» **DIRECTION**
The answer is one number: how many lines hold the string "bedeutet".

» **INFORMATION SHOWN**
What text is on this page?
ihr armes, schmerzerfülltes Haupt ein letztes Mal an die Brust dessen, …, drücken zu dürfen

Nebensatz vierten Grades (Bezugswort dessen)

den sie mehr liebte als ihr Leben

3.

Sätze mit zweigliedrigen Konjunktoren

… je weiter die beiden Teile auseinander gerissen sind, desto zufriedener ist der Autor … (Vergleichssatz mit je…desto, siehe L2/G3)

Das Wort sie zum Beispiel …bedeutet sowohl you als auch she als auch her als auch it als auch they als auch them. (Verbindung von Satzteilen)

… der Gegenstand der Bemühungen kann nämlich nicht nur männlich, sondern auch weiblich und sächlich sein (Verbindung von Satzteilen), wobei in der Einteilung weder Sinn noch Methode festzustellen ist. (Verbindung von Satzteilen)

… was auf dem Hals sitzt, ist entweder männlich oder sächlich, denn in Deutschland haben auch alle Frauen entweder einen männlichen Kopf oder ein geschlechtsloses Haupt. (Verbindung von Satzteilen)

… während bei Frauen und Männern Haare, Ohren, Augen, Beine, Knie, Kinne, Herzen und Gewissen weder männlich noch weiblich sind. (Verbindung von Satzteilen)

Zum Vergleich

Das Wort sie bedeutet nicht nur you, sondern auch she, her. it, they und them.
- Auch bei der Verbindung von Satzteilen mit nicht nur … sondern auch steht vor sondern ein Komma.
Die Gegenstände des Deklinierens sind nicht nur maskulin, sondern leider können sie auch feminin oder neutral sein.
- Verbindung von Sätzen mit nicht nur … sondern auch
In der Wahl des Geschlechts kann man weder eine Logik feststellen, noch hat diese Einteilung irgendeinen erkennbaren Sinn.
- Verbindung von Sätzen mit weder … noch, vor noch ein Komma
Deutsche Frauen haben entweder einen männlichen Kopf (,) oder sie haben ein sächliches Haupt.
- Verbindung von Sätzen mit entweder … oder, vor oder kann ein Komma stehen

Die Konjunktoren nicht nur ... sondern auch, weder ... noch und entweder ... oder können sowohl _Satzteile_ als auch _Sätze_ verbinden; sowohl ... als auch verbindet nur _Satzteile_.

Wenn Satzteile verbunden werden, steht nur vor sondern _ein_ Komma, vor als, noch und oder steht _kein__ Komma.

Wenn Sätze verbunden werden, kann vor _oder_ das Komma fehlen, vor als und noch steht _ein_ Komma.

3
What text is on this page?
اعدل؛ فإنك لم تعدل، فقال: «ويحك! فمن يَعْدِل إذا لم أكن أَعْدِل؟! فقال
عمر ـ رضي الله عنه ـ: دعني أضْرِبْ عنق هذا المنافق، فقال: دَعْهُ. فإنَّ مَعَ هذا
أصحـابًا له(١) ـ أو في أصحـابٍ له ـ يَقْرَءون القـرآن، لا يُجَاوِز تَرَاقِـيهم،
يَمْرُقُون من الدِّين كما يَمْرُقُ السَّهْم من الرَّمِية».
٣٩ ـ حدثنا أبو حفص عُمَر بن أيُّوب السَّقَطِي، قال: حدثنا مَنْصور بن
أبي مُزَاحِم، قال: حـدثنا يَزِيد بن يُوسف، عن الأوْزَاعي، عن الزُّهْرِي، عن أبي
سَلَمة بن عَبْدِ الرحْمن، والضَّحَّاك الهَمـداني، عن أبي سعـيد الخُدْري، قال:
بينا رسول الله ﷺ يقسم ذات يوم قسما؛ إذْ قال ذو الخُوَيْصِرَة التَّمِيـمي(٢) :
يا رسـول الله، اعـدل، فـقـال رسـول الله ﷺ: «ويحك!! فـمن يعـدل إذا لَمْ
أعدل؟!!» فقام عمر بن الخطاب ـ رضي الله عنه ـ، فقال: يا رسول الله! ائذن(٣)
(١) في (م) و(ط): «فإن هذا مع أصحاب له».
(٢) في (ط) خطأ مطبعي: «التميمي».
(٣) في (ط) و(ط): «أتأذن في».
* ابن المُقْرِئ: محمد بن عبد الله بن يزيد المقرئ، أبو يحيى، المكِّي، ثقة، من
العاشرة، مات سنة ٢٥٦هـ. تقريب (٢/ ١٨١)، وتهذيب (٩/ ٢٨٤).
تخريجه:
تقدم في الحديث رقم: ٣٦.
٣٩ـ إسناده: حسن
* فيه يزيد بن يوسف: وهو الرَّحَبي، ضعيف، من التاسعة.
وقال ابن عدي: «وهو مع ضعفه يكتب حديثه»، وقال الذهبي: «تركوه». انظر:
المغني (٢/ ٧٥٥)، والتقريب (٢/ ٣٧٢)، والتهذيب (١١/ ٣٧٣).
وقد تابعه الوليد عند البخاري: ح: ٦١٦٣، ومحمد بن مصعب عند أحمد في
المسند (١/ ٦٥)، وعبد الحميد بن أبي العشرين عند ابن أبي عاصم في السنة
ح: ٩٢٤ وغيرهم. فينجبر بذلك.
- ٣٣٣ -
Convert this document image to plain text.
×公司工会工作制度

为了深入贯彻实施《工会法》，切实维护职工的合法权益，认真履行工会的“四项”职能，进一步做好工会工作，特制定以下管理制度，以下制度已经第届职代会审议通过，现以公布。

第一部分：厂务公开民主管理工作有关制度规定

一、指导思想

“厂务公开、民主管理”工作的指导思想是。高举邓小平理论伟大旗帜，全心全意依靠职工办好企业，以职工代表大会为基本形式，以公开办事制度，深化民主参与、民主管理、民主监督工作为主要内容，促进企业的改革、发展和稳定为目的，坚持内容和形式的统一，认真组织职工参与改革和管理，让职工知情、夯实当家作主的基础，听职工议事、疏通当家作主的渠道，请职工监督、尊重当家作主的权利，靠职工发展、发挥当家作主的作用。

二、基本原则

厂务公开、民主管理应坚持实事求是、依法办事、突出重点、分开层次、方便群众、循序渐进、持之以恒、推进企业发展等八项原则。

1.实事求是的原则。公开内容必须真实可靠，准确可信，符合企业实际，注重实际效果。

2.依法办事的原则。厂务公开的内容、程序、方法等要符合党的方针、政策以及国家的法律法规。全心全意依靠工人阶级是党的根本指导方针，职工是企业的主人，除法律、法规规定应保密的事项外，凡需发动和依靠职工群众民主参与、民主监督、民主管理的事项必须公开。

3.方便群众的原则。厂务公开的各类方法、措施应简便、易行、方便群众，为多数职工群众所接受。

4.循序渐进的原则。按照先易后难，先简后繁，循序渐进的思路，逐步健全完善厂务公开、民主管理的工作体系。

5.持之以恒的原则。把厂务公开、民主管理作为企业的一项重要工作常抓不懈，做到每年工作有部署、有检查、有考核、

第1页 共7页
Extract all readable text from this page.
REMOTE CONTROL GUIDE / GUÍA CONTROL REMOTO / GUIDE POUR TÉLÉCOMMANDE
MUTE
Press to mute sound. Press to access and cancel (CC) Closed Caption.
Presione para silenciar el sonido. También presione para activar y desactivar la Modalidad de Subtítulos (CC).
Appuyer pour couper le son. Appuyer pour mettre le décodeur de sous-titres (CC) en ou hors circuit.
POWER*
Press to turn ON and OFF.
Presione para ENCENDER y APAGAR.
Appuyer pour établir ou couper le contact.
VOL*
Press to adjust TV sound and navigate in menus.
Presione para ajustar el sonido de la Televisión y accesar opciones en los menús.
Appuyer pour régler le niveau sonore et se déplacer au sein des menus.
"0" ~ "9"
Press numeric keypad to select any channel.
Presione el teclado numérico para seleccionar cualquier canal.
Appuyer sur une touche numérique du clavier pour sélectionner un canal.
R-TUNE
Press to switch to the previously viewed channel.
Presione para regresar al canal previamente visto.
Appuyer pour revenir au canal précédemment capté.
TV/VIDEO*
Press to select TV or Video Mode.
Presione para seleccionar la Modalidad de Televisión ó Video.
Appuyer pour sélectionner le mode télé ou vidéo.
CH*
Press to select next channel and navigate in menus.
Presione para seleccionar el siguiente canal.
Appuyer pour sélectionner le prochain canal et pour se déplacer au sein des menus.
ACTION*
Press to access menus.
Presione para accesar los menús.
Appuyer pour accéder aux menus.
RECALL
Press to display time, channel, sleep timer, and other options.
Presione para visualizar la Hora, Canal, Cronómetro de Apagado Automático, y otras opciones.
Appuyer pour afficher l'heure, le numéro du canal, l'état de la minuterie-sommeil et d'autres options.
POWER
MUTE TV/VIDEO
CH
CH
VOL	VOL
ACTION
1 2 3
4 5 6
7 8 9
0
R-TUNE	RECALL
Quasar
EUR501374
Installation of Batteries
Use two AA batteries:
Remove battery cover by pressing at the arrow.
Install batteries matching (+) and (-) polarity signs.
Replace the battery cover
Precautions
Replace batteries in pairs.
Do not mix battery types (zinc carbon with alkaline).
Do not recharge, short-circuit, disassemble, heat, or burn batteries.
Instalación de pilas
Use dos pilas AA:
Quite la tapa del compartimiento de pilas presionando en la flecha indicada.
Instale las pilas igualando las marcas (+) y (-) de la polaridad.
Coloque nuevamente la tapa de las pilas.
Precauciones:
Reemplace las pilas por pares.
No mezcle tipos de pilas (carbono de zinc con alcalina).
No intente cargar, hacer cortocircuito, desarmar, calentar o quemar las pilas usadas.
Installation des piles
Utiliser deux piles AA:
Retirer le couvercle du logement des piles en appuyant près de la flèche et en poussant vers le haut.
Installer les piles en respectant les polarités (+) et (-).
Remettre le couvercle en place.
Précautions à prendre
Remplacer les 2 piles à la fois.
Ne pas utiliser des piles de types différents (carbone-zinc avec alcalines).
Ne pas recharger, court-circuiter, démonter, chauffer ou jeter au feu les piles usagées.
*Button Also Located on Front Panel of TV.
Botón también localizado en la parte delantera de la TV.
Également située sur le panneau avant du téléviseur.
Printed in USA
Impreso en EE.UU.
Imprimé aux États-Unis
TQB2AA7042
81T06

» **EXPECTED ANSWER**
2